--- Start DATASET ENTRIES ---

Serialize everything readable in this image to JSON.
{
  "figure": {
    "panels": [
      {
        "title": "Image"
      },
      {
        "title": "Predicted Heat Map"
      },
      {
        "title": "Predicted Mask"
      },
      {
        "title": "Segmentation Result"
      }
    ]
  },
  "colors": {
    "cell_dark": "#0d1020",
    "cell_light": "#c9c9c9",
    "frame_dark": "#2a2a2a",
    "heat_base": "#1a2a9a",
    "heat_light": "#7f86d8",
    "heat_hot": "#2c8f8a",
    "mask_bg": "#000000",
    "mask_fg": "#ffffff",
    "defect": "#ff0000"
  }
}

--- End DATASET ENTRIES ---

- **DESCRIPTION OF THE TASK**
Every record should be given again exactly.

- **COMPLETED TASK**
Serialize everything readable in this image to JSON.
{
  "figure": {
    "panels": [
      {
        "title": "Image"
      },
      {
        "title": "Predicted Heat Map"
      },
      {
        "title": "Predicted Mask"
      },
      {
        "title": "Segmentation Result"
      }
    ]
  },
  "colors": {
    "cell_dark": "#0d1020",
    "cell_light": "#c9c9c9",
    "frame_dark": "#2a2a2a",
    "heat_base": "#1a2a9a",
    "heat_light": "#7f86d8",
    "heat_hot": "#2c8f8a",
    "mask_bg": "#000000",
    "mask_fg": "#ffffff",
    "defect": "#ff0000"
  }
}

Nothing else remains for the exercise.